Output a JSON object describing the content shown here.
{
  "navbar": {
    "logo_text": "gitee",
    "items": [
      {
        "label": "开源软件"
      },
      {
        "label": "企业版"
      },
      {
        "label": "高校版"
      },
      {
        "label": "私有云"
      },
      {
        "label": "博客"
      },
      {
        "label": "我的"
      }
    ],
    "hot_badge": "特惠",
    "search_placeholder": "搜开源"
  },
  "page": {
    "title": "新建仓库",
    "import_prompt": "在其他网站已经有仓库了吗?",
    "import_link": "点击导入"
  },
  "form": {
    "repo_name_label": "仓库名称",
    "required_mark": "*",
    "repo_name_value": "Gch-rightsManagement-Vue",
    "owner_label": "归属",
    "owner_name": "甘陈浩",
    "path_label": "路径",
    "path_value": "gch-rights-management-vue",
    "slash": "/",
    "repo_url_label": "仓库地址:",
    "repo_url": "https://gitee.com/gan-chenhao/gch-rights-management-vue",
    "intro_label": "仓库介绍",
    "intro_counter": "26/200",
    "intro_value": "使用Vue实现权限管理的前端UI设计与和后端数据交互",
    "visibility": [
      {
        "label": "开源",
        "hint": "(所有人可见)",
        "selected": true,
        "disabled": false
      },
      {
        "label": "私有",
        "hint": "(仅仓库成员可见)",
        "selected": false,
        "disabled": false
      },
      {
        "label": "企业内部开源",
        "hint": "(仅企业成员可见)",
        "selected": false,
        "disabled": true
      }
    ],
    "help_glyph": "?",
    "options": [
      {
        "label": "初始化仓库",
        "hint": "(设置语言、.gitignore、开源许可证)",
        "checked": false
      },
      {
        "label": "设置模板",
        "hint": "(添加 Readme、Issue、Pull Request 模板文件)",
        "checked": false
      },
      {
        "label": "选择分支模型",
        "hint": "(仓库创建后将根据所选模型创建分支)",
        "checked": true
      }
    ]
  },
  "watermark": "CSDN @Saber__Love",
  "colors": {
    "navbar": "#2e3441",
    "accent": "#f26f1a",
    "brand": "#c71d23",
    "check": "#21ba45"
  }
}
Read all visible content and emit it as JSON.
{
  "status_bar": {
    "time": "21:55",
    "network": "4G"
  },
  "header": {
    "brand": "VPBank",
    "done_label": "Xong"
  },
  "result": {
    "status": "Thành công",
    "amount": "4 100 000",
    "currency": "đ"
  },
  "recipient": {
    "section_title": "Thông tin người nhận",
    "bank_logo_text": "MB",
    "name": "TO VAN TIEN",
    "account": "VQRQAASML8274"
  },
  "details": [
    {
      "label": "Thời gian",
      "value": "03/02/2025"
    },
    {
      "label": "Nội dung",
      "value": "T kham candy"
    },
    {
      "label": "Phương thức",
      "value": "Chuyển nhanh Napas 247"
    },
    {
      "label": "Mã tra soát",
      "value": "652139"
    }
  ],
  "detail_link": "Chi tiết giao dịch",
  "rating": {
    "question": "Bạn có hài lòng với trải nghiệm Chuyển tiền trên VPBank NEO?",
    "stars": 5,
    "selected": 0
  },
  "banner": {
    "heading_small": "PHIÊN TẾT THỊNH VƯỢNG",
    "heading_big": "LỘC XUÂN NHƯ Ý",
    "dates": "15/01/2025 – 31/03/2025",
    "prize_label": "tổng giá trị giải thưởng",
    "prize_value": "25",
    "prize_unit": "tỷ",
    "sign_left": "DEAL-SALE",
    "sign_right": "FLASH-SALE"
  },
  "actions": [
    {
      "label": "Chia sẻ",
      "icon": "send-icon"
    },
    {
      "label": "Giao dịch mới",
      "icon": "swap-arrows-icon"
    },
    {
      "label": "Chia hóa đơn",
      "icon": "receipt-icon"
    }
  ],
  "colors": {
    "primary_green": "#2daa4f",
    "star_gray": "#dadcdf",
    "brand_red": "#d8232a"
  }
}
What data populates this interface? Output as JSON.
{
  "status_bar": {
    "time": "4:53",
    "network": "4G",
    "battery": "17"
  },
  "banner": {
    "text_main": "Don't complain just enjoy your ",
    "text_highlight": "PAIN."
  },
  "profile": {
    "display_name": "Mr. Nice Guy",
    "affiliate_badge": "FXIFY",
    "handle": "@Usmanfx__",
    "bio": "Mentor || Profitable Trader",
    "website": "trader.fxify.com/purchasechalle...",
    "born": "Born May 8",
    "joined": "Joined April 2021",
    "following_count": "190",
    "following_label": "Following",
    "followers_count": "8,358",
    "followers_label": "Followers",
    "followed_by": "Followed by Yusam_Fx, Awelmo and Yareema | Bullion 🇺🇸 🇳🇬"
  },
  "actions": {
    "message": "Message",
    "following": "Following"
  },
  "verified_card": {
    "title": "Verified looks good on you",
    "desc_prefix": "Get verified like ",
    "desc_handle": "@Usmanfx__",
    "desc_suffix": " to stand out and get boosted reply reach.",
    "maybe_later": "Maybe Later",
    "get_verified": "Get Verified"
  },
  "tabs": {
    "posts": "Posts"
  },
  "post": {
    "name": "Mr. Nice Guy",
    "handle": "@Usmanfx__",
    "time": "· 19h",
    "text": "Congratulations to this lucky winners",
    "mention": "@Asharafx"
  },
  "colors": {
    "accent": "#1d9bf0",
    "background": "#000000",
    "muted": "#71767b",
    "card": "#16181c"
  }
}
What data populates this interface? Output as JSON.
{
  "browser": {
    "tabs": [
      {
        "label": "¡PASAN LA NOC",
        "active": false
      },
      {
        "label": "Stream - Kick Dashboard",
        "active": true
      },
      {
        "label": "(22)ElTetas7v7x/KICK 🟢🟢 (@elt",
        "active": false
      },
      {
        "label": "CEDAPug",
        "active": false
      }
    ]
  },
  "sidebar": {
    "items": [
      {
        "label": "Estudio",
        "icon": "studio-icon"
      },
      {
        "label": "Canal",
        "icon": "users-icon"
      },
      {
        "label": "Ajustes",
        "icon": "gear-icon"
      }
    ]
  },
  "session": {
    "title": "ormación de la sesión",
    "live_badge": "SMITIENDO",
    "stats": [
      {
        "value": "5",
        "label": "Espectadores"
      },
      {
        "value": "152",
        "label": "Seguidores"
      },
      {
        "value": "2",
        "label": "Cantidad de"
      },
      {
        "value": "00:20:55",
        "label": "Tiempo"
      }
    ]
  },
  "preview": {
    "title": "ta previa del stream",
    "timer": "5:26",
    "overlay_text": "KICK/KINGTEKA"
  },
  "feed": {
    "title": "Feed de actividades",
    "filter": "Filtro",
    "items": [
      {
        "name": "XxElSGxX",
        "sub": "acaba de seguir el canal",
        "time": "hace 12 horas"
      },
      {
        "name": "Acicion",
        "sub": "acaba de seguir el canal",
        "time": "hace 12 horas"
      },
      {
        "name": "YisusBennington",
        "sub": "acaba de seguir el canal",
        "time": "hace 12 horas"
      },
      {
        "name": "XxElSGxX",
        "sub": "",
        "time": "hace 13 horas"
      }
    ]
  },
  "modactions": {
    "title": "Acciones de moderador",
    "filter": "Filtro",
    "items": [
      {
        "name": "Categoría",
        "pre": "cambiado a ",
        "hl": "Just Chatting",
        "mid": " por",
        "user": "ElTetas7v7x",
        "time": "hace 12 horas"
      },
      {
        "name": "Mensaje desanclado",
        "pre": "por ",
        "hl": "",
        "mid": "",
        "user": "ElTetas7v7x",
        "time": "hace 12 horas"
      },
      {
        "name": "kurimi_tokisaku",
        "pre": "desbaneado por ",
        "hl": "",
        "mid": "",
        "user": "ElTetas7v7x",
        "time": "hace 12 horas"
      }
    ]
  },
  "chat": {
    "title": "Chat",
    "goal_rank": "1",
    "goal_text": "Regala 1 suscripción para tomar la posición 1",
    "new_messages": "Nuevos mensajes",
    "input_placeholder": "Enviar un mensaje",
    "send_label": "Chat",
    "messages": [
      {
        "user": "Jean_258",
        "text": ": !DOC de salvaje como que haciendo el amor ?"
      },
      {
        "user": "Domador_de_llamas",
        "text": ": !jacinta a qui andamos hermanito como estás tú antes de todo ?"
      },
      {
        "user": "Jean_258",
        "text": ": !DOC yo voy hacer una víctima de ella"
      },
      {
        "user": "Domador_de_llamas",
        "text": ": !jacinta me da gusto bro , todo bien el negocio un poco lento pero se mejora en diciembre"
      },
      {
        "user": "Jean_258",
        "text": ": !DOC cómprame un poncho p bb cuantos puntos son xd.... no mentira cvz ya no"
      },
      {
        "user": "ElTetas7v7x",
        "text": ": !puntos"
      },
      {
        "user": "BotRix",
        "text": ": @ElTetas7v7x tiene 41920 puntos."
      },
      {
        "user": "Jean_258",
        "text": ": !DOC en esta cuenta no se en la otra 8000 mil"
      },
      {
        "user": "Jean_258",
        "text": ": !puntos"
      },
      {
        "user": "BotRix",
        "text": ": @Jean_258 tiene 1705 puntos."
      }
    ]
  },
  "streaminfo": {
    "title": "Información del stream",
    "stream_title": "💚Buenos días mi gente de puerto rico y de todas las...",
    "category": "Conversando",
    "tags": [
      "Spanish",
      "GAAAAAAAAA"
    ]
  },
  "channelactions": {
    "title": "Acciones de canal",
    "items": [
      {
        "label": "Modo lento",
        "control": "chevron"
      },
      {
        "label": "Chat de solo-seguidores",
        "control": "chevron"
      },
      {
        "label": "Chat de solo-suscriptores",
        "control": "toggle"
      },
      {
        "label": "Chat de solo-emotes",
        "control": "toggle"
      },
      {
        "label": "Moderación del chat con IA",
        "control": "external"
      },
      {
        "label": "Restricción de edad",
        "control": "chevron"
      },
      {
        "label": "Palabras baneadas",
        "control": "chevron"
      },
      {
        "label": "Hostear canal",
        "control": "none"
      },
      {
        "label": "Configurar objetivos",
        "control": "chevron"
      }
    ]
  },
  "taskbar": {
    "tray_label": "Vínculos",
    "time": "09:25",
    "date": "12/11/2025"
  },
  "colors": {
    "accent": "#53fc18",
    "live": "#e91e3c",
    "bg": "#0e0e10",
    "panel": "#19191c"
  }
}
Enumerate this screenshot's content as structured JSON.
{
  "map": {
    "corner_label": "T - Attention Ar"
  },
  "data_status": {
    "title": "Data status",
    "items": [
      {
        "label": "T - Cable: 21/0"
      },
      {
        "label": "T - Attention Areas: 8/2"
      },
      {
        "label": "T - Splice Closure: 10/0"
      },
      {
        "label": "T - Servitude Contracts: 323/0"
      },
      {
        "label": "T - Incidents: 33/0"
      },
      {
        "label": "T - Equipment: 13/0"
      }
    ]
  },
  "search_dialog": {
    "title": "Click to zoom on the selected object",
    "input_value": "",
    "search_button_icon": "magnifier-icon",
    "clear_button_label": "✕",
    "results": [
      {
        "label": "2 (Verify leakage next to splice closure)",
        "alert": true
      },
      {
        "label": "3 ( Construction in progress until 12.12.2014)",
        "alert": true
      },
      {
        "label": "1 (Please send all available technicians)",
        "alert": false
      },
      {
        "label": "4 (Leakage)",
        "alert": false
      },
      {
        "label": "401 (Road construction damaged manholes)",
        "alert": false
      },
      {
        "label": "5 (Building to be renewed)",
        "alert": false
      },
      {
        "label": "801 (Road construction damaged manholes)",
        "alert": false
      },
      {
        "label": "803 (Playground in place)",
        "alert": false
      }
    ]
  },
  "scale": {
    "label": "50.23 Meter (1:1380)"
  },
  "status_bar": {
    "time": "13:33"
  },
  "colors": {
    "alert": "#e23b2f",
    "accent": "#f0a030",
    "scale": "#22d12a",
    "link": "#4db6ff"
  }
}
※ ※ ※
Task description: Scan the material line by line and report each one that contains "hint".

Final result:
        "hint": "(所有人可见)",
        "hint": "(仅仓库成员可见)",
        "hint": "(仅企业成员可见)",
        "hint": "(设置语言、.gitignore、开源许可证)",
        "hint": "(添加 Readme、Issue、Pull Request 模板文件)",
        "hint": "(仓库创建后将根据所选模型创建分支)",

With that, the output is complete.